■ **Work to do**:
Take every line from the listing below that includes "alkene" and copy it.

■ **Recorded data**:
=======

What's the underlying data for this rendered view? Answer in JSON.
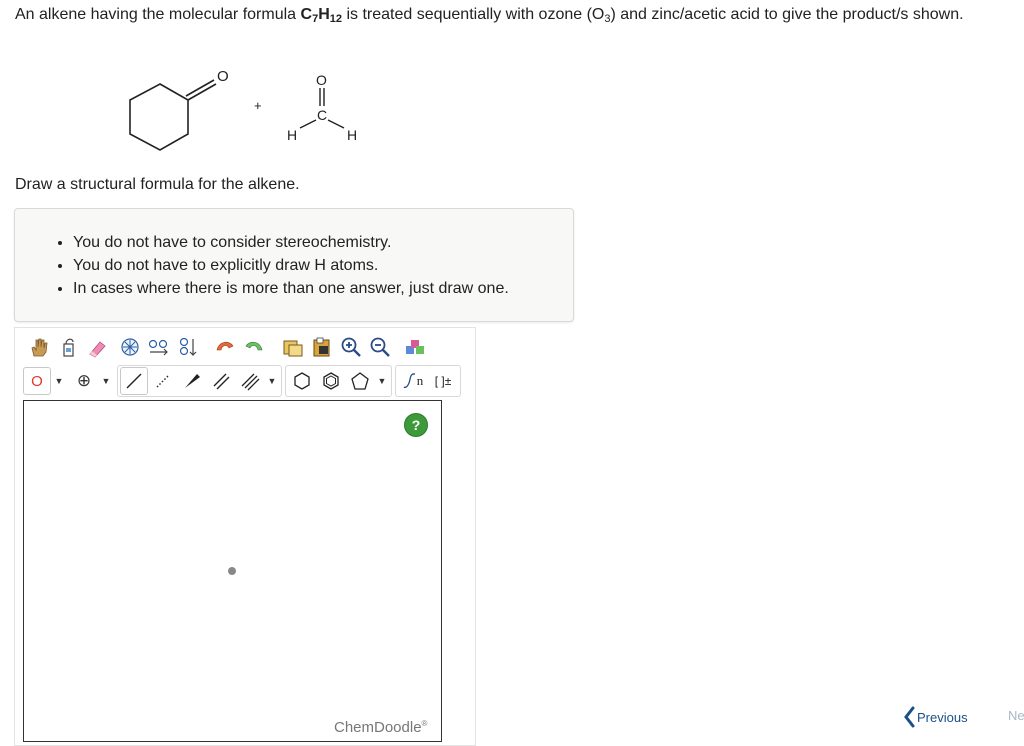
{
  "question": {
    "text_before": "An alkene having the molecular formula ",
    "formula_c": "C",
    "formula_c_sub": "7",
    "formula_h": "H",
    "formula_h_sub": "12",
    "text_middle": " is treated sequentially with ozone (O",
    "ozone_sub": "3",
    "text_after": ") and zinc/acetic acid to give the product/s shown."
  },
  "reaction": {
    "plus": "+",
    "ketone_o": "O",
    "aldehyde_o": "O",
    "aldehyde_c": "C",
    "aldehyde_h_left": "H",
    "aldehyde_h_right": "H"
  },
  "instruction": "Draw a structural formula for the alkene.",
  "hints": [
    "You do not have to consider stereochemistry.",
    "You do not have to explicitly draw H atoms.",
    "In cases where there is more than one answer, just draw one."
  ],
  "editor": {
    "atom_label": "O",
    "charge_label": "⊕",
    "help_label": "?",
    "brand": "ChemDoodle",
    "brand_mark": "®",
    "sgroup_label": "n",
    "bracket_label": "[ ]±"
  },
  "colors": {
    "accent_green": "#3d9a3a",
    "link_blue": "#1a4f8a",
    "atom_red": "#e0382b"
  },
  "nav": {
    "previous": "Previous",
    "next": "Ne"
  }
}
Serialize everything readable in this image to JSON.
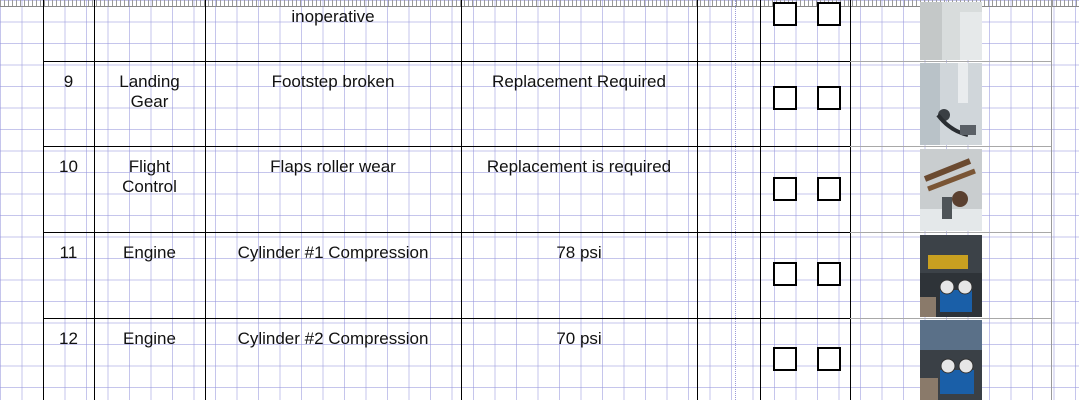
{
  "top_row": {
    "description": "inoperative"
  },
  "rows": [
    {
      "no": "9",
      "system": "Landing Gear",
      "system_lines": [
        "Landing",
        "Gear"
      ],
      "description": "Footstep broken",
      "action": "Replacement Required",
      "photo": "landing-gear-footstep-photo"
    },
    {
      "no": "10",
      "system": "Flight Control",
      "system_lines": [
        "Flight",
        "Control"
      ],
      "description": "Flaps roller wear",
      "action": "Replacement is required",
      "photo": "flap-roller-photo"
    },
    {
      "no": "11",
      "system": "Engine",
      "system_lines": [
        "Engine",
        ""
      ],
      "description": "Cylinder #1 Compression",
      "action": "78 psi",
      "photo": "compression-gauge-photo"
    },
    {
      "no": "12",
      "system": "Engine",
      "system_lines": [
        "Engine",
        ""
      ],
      "description": "Cylinder #2 Compression",
      "action": "70 psi",
      "photo": "compression-gauge-photo"
    }
  ],
  "colors": {
    "grid": "#9696dc",
    "border": "#000000",
    "photo_border": "#a8a8a8"
  }
}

=======

■ **Exercise answer**:
    "text_before": "An alkene having the molecular formula ",
  "instruction": "Draw a structural formula for the alkene.",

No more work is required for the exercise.